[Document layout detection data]
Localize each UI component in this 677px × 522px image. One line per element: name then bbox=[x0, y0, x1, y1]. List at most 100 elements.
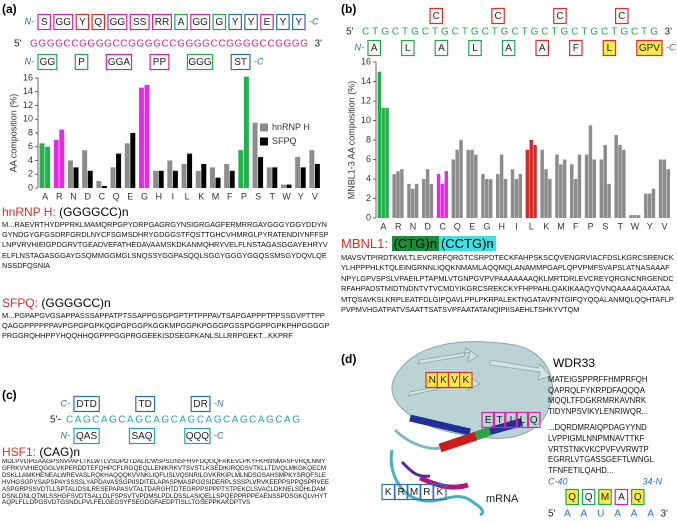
strand-terminus: N- bbox=[355, 42, 365, 52]
bar bbox=[481, 174, 485, 218]
x-tick-label: V bbox=[312, 191, 318, 201]
bar bbox=[644, 193, 648, 218]
strand-terminus: -C bbox=[666, 42, 676, 52]
residue-label: A bbox=[618, 492, 625, 503]
residue-box bbox=[515, 411, 530, 429]
bar bbox=[544, 169, 548, 218]
x-tick-label: Q bbox=[113, 191, 120, 201]
residue-box bbox=[492, 411, 507, 429]
residue-label: Y bbox=[295, 17, 302, 28]
strand-terminus: -C bbox=[214, 430, 224, 440]
residue-label: T bbox=[497, 415, 503, 426]
protein-header: MBNL1: (CTG)n (CCTG)n bbox=[341, 236, 496, 251]
bar bbox=[592, 159, 596, 218]
residue-label: QAS bbox=[76, 431, 97, 442]
residue-box bbox=[73, 395, 100, 413]
x-tick-label: P bbox=[241, 191, 247, 201]
residue-label: RR bbox=[155, 17, 169, 28]
bar bbox=[629, 215, 633, 218]
residue-box bbox=[401, 39, 415, 57]
repeat-label: (GGGGCC)n bbox=[41, 296, 111, 310]
residue-box bbox=[429, 7, 443, 25]
x-tick-label: S bbox=[255, 191, 261, 201]
residue-box bbox=[565, 488, 579, 506]
bar bbox=[314, 163, 320, 188]
legend-swatch bbox=[260, 137, 268, 146]
bar bbox=[503, 179, 508, 218]
residue-label: E bbox=[485, 415, 492, 426]
bar bbox=[400, 169, 404, 218]
bar bbox=[633, 215, 637, 218]
residue-box bbox=[504, 411, 518, 429]
residue-label: DR bbox=[193, 399, 207, 410]
residue-label: Q bbox=[568, 492, 576, 503]
bar bbox=[73, 167, 79, 188]
bar bbox=[39, 143, 45, 188]
residue-label: N bbox=[429, 375, 436, 386]
residue-box bbox=[260, 13, 274, 31]
bar bbox=[573, 179, 578, 218]
residue-box bbox=[190, 13, 211, 31]
residue-label: Y bbox=[280, 17, 287, 28]
residue-label: C bbox=[556, 11, 563, 22]
residue-label: L bbox=[607, 43, 613, 54]
x-tick-label: W bbox=[282, 191, 291, 201]
bar bbox=[67, 160, 73, 188]
x-tick-label: C bbox=[99, 191, 106, 201]
residue-label: DTD bbox=[76, 399, 97, 410]
residue-label: SS bbox=[133, 17, 147, 28]
wdr33-line: MQQLTFDGKRMRKAVNRK bbox=[548, 396, 647, 406]
y-tick-label: 6 bbox=[28, 141, 33, 151]
residue-label: M bbox=[601, 492, 609, 503]
bar bbox=[525, 149, 530, 218]
y-tick-label: 2 bbox=[28, 169, 33, 179]
bar bbox=[116, 153, 122, 188]
residue-box bbox=[186, 53, 214, 71]
x-tick-label: G bbox=[483, 221, 490, 231]
bar bbox=[577, 154, 582, 218]
residue-label: GG bbox=[56, 17, 72, 28]
residue-label: TD bbox=[139, 399, 152, 410]
x-tick-label: N bbox=[70, 191, 77, 201]
residue-box bbox=[128, 427, 156, 445]
y-axis-label: MNBL1-3 AA composition (%) bbox=[346, 81, 356, 200]
x-tick-label: Q bbox=[454, 221, 461, 231]
x-tick-label: L bbox=[529, 221, 534, 231]
rna-end: 3' bbox=[665, 27, 673, 38]
residue-box bbox=[135, 395, 156, 413]
residue-label: R bbox=[423, 487, 430, 498]
x-tick-label: P bbox=[588, 221, 594, 231]
protein-name: SFPQ: bbox=[2, 296, 39, 310]
residue-label: ST bbox=[234, 57, 247, 68]
x-tick-label: K bbox=[543, 221, 549, 231]
residue-label: C bbox=[433, 11, 440, 22]
x-tick-label: R bbox=[395, 221, 402, 231]
bar bbox=[599, 159, 604, 218]
bar bbox=[425, 169, 430, 218]
rna-sequence: CAGCAGCAGCAGCAGCAGCAGCAGCAG bbox=[66, 415, 300, 426]
bar bbox=[459, 140, 463, 218]
residue-box bbox=[105, 53, 133, 71]
bar bbox=[258, 157, 264, 188]
x-tick-label: F bbox=[573, 221, 579, 231]
repeat-label: (CAG)n bbox=[39, 445, 81, 459]
rna-end: 5' bbox=[548, 509, 556, 520]
y-tick-label: 16 bbox=[361, 56, 371, 66]
bar bbox=[396, 171, 400, 218]
bar bbox=[229, 170, 235, 188]
residue-box bbox=[535, 39, 549, 57]
residue-label: P bbox=[78, 57, 85, 68]
residue-label: GGA bbox=[108, 57, 131, 68]
bar bbox=[466, 149, 470, 218]
y-tick-label: 14 bbox=[361, 76, 371, 86]
x-tick-label: N bbox=[410, 221, 417, 231]
bar bbox=[570, 164, 574, 218]
residue-box bbox=[37, 53, 58, 71]
bar bbox=[411, 188, 415, 218]
wdr33-line: TIDYNPSVIKYLENRIWQR... bbox=[548, 406, 649, 416]
strand-terminus: 34-N bbox=[642, 476, 662, 486]
bar bbox=[130, 133, 136, 188]
residue-box bbox=[434, 39, 449, 57]
bar bbox=[429, 183, 434, 218]
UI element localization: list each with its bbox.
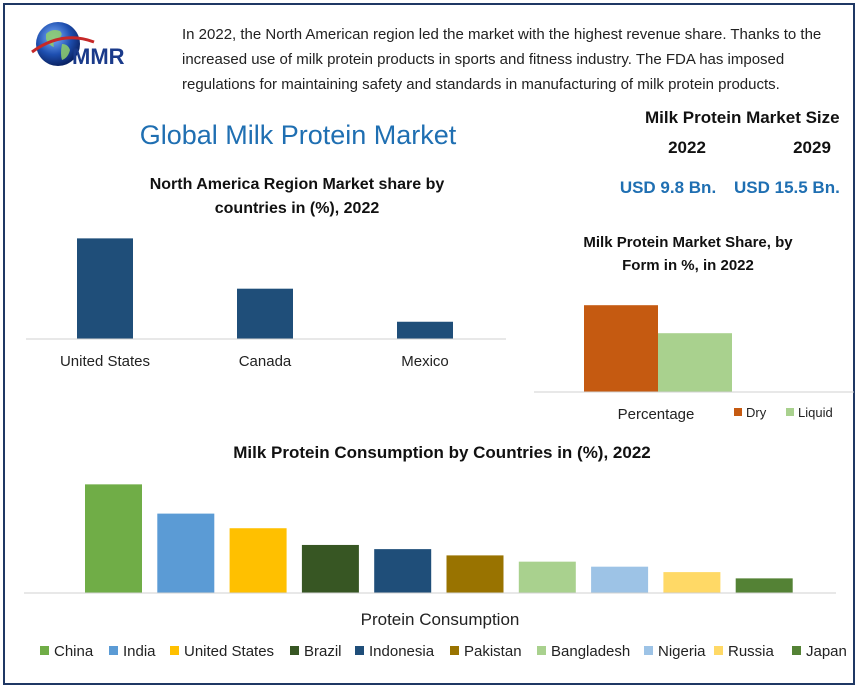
bar-united-states [77, 238, 133, 339]
bar-japan [735, 578, 793, 593]
mmr-logo: MMR [31, 22, 125, 69]
bar-russia [663, 572, 721, 593]
bar-china [85, 484, 142, 593]
bar-united-states [229, 528, 287, 593]
globe-icon [31, 22, 95, 66]
bar-liquid [658, 333, 732, 392]
market-value-2029: USD 15.5 Bn. [734, 178, 840, 197]
legend-label-china: China [54, 643, 94, 660]
bar-brazil [301, 544, 359, 593]
bar-canada [237, 288, 293, 339]
chart-title-line-1: Milk Protein Market Share, by [583, 234, 793, 251]
legend-swatch-liquid [786, 408, 794, 416]
x-tick-label-united-states: United States [60, 353, 150, 370]
legend-swatch-united-states [170, 646, 179, 655]
bar-pakistan [446, 555, 504, 593]
consumption-by-country-chart: Milk Protein Consumption by Countries in… [24, 443, 847, 660]
bar-nigeria [591, 566, 649, 593]
legend-label-japan: Japan [806, 643, 847, 660]
legend-swatch-nigeria [644, 646, 653, 655]
bar-india [157, 513, 215, 593]
bar-indonesia [374, 549, 432, 593]
legend-label-india: India [123, 643, 156, 660]
legend-label-brazil: Brazil [304, 643, 342, 660]
main-title: Global Milk Protein Market [139, 120, 457, 150]
legend-label-indonesia: Indonesia [369, 643, 435, 660]
chart-title: Milk Protein Consumption by Countries in… [233, 443, 651, 462]
x-axis-label: Protein Consumption [361, 610, 520, 629]
intro-text: In 2022, the North American region led t… [182, 26, 822, 93]
legend-label-dry: Dry [746, 405, 767, 420]
legend-label-nigeria: Nigeria [658, 643, 706, 660]
legend-swatch-indonesia [355, 646, 364, 655]
bar-mexico [397, 321, 453, 339]
chart-title-line-2: Form in %, in 2022 [622, 257, 754, 274]
legend-swatch-china [40, 646, 49, 655]
bar-dry [584, 305, 658, 392]
legend-label-united-states: United States [184, 643, 274, 660]
legend-swatch-russia [714, 646, 723, 655]
x-tick-label: Percentage [618, 406, 695, 423]
year-2029: 2029 [793, 138, 831, 157]
x-tick-label-mexico: Mexico [401, 353, 449, 370]
year-2022: 2022 [668, 138, 706, 157]
market-size-title: Milk Protein Market Size [645, 108, 840, 127]
chart-title-line-2: countries in (%), 2022 [215, 200, 380, 217]
north-america-share-chart: North America Region Market share by cou… [26, 176, 506, 370]
legend-label-liquid: Liquid [798, 405, 833, 420]
logo-text: MMR [72, 44, 125, 69]
bar-bangladesh [518, 561, 576, 593]
legend-swatch-brazil [290, 646, 299, 655]
chart-title-line-1: North America Region Market share by [150, 176, 445, 193]
legend-label-bangladesh: Bangladesh [551, 643, 630, 660]
x-tick-label-canada: Canada [239, 353, 292, 370]
form-share-chart: Milk Protein Market Share, by Form in %,… [534, 234, 854, 423]
legend-label-pakistan: Pakistan [464, 643, 522, 660]
legend-swatch-dry [734, 408, 742, 416]
legend-swatch-pakistan [450, 646, 459, 655]
legend-swatch-india [109, 646, 118, 655]
legend-swatch-bangladesh [537, 646, 546, 655]
legend-swatch-japan [792, 646, 801, 655]
market-value-2022: USD 9.8 Bn. [619, 178, 717, 197]
legend-label-russia: Russia [728, 643, 775, 660]
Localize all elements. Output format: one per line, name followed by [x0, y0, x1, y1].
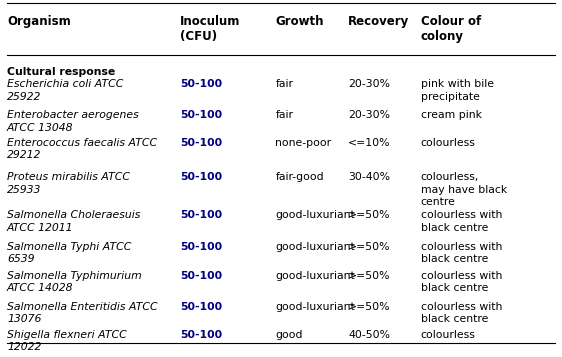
- Text: colourless,
may have black
centre: colourless, may have black centre: [421, 172, 507, 207]
- Text: Salmonella Enteritidis ATCC
13076: Salmonella Enteritidis ATCC 13076: [7, 302, 157, 325]
- Text: colourless with
black centre: colourless with black centre: [421, 302, 502, 325]
- Text: <=10%: <=10%: [348, 138, 391, 148]
- Text: colourless: colourless: [421, 138, 475, 148]
- Text: Inoculum
(CFU): Inoculum (CFU): [180, 15, 241, 43]
- Text: 50-100: 50-100: [180, 211, 223, 221]
- Text: Organism: Organism: [7, 15, 71, 28]
- Text: colourless with
black centre: colourless with black centre: [421, 242, 502, 264]
- Text: pink with bile
precipitate: pink with bile precipitate: [421, 79, 494, 101]
- Text: Enterobacter aerogenes
ATCC 13048: Enterobacter aerogenes ATCC 13048: [7, 110, 139, 133]
- Text: Escherichia coli ATCC
25922: Escherichia coli ATCC 25922: [7, 79, 123, 101]
- Text: Salmonella Typhi ATCC
6539: Salmonella Typhi ATCC 6539: [7, 242, 132, 264]
- Text: >=50%: >=50%: [348, 302, 391, 312]
- Text: 50-100: 50-100: [180, 242, 223, 252]
- Text: 50-100: 50-100: [180, 330, 223, 340]
- Text: 20-30%: 20-30%: [348, 79, 390, 89]
- Text: Recovery: Recovery: [348, 15, 409, 28]
- Text: fair: fair: [275, 79, 293, 89]
- Text: good-luxuriant: good-luxuriant: [275, 302, 355, 312]
- Text: none-poor: none-poor: [275, 138, 332, 148]
- Text: colourless with
black centre: colourless with black centre: [421, 211, 502, 233]
- Text: Salmonella Choleraesuis
ATCC 12011: Salmonella Choleraesuis ATCC 12011: [7, 211, 140, 233]
- Text: Cultural response: Cultural response: [7, 67, 115, 77]
- Text: 50-100: 50-100: [180, 172, 223, 182]
- Text: 40-50%: 40-50%: [348, 330, 390, 340]
- Text: 50-100: 50-100: [180, 138, 223, 148]
- Text: >=50%: >=50%: [348, 271, 391, 281]
- Text: Growth: Growth: [275, 15, 324, 28]
- Text: 50-100: 50-100: [180, 79, 223, 89]
- Text: 50-100: 50-100: [180, 110, 223, 120]
- Text: Enterococcus faecalis ATCC
29212: Enterococcus faecalis ATCC 29212: [7, 138, 157, 160]
- Text: good-luxuriant: good-luxuriant: [275, 242, 355, 252]
- Text: fair: fair: [275, 110, 293, 120]
- Text: 20-30%: 20-30%: [348, 110, 390, 120]
- Text: good-luxuriant: good-luxuriant: [275, 271, 355, 281]
- Text: fair-good: fair-good: [275, 172, 324, 182]
- Text: 50-100: 50-100: [180, 302, 223, 312]
- Text: Colour of
colony: Colour of colony: [421, 15, 481, 43]
- Text: Proteus mirabilis ATCC
25933: Proteus mirabilis ATCC 25933: [7, 172, 130, 195]
- Text: cream pink: cream pink: [421, 110, 482, 120]
- Text: Shigella flexneri ATCC
12022: Shigella flexneri ATCC 12022: [7, 330, 127, 352]
- Text: colourless: colourless: [421, 330, 475, 340]
- Text: Salmonella Typhimurium
ATCC 14028: Salmonella Typhimurium ATCC 14028: [7, 271, 142, 293]
- Text: good-luxuriant: good-luxuriant: [275, 211, 355, 221]
- Text: >=50%: >=50%: [348, 211, 391, 221]
- Text: colourless with
black centre: colourless with black centre: [421, 271, 502, 293]
- Text: >=50%: >=50%: [348, 242, 391, 252]
- Text: 30-40%: 30-40%: [348, 172, 390, 182]
- Text: 50-100: 50-100: [180, 271, 223, 281]
- Text: good: good: [275, 330, 303, 340]
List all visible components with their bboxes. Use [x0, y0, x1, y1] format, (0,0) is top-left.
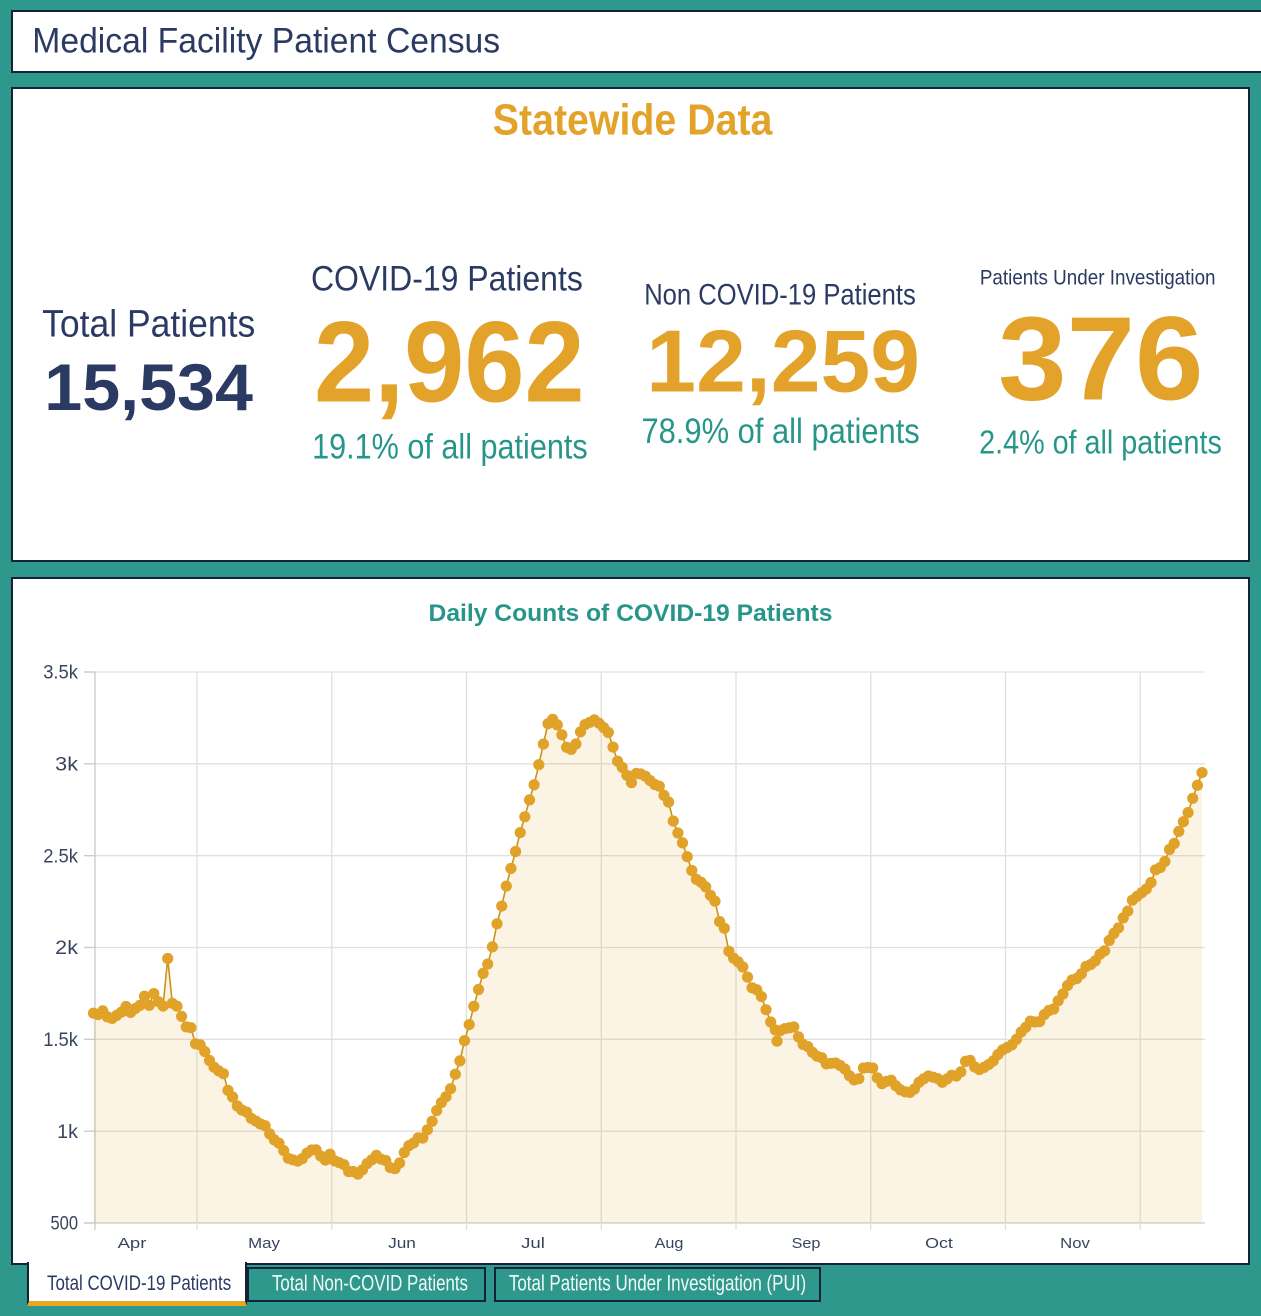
svg-text:2.5k: 2.5k: [43, 846, 78, 867]
svg-text:376: 376: [998, 292, 1203, 425]
svg-text:500: 500: [51, 1214, 79, 1235]
svg-text:Total COVID-19 Patients: Total COVID-19 Patients: [47, 1271, 231, 1295]
svg-text:78.9% of all patients: 78.9% of all patients: [641, 412, 919, 451]
svg-text:Nov: Nov: [1060, 1236, 1091, 1252]
svg-text:Non COVID-19 Patients: Non COVID-19 Patients: [644, 278, 916, 311]
svg-text:Sep: Sep: [792, 1236, 821, 1252]
svg-text:15,534: 15,534: [44, 351, 253, 425]
svg-text:Apr: Apr: [118, 1236, 147, 1252]
svg-text:1.5k: 1.5k: [43, 1030, 78, 1051]
svg-text:19.1% of all patients: 19.1% of all patients: [312, 426, 588, 466]
svg-text:Total Patients: Total Patients: [42, 304, 255, 346]
svg-text:2k: 2k: [55, 938, 78, 959]
svg-text:Oct: Oct: [925, 1236, 953, 1252]
svg-text:COVID-19 Patients: COVID-19 Patients: [311, 259, 583, 299]
svg-text:3k: 3k: [55, 755, 78, 776]
svg-text:1k: 1k: [57, 1122, 78, 1143]
svg-text:2.4% of all patients: 2.4% of all patients: [979, 424, 1222, 461]
svg-text:Aug: Aug: [655, 1236, 684, 1252]
svg-text:Jun: Jun: [388, 1236, 416, 1252]
svg-text:Patients Under Investigation: Patients Under Investigation: [980, 265, 1216, 289]
svg-text:Daily Counts of COVID-19 Patie: Daily Counts of COVID-19 Patients: [429, 600, 833, 627]
svg-text:Total Non-COVID Patients: Total Non-COVID Patients: [272, 1271, 468, 1296]
svg-text:12,259: 12,259: [646, 312, 920, 411]
svg-text:Total Patients Under Investiga: Total Patients Under Investigation (PUI): [509, 1271, 806, 1296]
svg-text:May: May: [248, 1236, 281, 1252]
svg-text:2,962: 2,962: [314, 299, 585, 427]
svg-text:3.5k: 3.5k: [43, 663, 78, 684]
svg-text:Jul: Jul: [521, 1236, 545, 1252]
svg-text:Medical Facility Patient Censu: Medical Facility Patient Census: [32, 21, 500, 60]
svg-text:Statewide Data: Statewide Data: [493, 96, 773, 145]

◆ **AIM OF THE EXERCISE**
Copy out each line from the preceding entries that mentions the word "liquid".

◆ **WRITTEN REPLY**
bar-liquid [658, 333, 732, 392]
legend-swatch-liquid [786, 408, 794, 416]
legend-label-liquid: Liquid [798, 405, 833, 420]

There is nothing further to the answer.